- QUOTED PASSAGE
↓
One thing that I want to mention: our service was built favoring Precision over Recall; we reasoned that we'd rather have a low number of false positives and make sure that when we do report a detection, that it actually is one. Thus, our service may occasionally miss instances.

I'm going to implement a button on the Experiment page that lets you flag a detection as something that we need to work on; we will use your feedback to improve the accuracy.

You might want to let the user decide if it is more important to have a false positive or a false negative. For some applications a false alarm is a minor nuisance but a false negative is catastrophic, but for some applications it is flipped. In the past I have let the end user define the balance (i.e. "a false negative is 10X as bad as a false positive") and the decision results were scaled by their decision rule. It's not always easy to do as many machine learning algorithms are nonlinear but at least you can cast a wider net of potential customers.
This is a Dutch street, therefore it has many bikes in it: http://i.imgur.com/qQwAS.jpg .

Your application detects none of them... Is it because my ancient phone camera's pics are too grainy? Or do the bikes need to be en profile to be detected properly? Or maybe it's trained to detect bikes with people on them, instead of bikes parked in the street?

This reminds me of how my visual psychology professor was attempting to help those with poor vision 15 years ago, but didn't appear to get anywhere with at the time.

The idea was a simple (but clever) one - use virtual reality to segment the world into solid blocks of identified objects. The solid blocks are identifiable to those with poor vision in a way that the real world is not.
↑
- SOURCE INFORMATION
↓
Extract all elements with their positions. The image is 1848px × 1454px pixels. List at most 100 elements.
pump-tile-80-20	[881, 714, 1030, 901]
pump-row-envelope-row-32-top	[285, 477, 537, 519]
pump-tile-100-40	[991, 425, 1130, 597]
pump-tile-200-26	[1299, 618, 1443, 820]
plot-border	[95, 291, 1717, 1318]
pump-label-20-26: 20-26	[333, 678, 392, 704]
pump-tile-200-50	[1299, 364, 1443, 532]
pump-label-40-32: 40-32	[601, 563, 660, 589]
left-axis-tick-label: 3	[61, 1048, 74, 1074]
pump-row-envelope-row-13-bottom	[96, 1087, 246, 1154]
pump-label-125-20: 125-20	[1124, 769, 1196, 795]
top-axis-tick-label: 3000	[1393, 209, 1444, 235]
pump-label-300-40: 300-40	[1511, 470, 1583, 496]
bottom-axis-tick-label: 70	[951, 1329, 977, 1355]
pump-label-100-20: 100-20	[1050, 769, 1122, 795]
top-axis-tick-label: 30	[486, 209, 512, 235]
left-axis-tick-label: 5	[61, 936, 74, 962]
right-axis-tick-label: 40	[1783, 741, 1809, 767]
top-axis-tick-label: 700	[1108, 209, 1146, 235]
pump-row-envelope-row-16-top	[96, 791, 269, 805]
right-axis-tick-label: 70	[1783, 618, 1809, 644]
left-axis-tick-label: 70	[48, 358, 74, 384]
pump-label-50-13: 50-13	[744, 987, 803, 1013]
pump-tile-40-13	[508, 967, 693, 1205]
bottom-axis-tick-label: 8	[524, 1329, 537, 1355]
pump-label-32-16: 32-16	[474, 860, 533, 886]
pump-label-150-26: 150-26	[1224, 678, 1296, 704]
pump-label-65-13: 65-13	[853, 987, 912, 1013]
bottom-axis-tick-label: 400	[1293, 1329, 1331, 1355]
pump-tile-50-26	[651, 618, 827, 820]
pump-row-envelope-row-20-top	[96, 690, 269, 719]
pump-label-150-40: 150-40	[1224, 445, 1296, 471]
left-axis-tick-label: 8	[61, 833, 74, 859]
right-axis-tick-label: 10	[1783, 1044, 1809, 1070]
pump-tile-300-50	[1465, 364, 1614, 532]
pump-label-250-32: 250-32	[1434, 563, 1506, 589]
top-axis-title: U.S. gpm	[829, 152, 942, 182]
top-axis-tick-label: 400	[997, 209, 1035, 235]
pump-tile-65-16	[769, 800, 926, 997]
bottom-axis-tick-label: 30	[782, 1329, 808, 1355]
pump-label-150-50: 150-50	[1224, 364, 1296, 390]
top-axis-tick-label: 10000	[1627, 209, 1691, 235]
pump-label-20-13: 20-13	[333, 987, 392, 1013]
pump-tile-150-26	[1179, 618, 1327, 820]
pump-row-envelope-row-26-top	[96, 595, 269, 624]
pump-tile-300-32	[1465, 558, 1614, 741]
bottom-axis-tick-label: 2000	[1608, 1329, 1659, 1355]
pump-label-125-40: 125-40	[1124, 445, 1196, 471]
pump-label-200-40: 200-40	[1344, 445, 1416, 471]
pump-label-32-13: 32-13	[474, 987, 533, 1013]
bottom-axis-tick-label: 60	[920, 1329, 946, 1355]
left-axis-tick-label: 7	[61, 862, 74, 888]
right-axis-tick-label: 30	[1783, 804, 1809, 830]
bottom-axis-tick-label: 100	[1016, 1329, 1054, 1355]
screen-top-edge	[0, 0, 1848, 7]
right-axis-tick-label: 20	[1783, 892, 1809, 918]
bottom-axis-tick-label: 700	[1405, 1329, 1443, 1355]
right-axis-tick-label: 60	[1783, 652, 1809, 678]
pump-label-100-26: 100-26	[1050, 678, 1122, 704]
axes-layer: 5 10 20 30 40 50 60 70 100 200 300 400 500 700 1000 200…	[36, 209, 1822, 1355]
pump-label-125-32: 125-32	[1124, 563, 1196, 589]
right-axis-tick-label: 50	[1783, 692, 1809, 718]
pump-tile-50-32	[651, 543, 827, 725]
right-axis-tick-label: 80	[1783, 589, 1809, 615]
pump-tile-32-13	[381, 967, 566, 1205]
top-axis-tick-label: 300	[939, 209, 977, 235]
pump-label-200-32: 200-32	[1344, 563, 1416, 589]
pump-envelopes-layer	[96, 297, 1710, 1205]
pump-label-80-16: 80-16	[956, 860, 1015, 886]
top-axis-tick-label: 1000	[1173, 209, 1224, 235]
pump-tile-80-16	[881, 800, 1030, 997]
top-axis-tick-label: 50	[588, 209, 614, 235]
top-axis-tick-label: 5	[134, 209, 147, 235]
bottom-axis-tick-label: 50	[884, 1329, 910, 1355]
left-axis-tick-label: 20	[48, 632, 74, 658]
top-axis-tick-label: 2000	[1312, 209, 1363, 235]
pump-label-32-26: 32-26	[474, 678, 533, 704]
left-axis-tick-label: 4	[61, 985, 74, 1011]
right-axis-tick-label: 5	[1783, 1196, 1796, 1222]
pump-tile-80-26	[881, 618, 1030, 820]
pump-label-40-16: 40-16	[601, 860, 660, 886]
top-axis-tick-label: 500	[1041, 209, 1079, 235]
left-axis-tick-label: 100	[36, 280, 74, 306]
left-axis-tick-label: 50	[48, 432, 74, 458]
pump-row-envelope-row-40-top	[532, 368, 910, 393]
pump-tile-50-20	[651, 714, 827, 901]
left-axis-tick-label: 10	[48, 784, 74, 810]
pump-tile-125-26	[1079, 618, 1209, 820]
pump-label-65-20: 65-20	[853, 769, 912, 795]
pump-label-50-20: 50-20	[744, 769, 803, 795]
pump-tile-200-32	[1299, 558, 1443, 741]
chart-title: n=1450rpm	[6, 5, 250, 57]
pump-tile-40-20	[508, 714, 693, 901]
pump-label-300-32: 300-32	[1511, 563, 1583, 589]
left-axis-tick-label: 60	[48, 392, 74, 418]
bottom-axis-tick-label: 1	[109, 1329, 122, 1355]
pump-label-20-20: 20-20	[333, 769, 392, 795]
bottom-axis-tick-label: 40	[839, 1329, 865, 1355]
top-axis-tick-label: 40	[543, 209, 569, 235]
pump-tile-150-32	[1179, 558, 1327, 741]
↑
- EXERCISE SET
1 - Answer these questions from the discussion about the detection service.
(a) What did the service favor over Recall?
(b) On which page will the button for flagging a detection go?
(c) What did the professor use to segment the world into solid blocks?
2 - Copy the part of the discussion about the detection service that begins at the words "This is a Dutch" and ends after the words "at the time.".
3 - For each statement, say yes or no depending on whether the discussion about the detection service supports it, and quote the words that settle it.
(a) The service was built to favor Recall over Precision.
(b) The application detected some of the bikes in the Dutch street photo.
(c) The solid blocks are identifiable to people with poor vision.

- RESULTS BY TASK
1 -
(a) Precision
(b) The Experiment page
(c) Virtual reality

2 -
This is a Dutch street, therefore it has many bikes in it: http://i.imgur.com/qQwAS.jpg .

Your application detects none of them... Is it because my ancient phone camera's pics are too grainy? Or do the bikes need to be en profile to be detected properly? Or maybe it's trained to detect bikes with people on them, instead of bikes parked in the street?

This reminds me of how my visual psychology professor was attempting to help those with poor vision 15 years ago, but didn't appear to get anywhere with at the time.

3 -
(a) No: "our service was built favoring Precision over Recall"
(b) No: "Your application detects none of them"
(c) Yes: "The solid blocks are identifiable to those with poor vision in a way that the real world is not."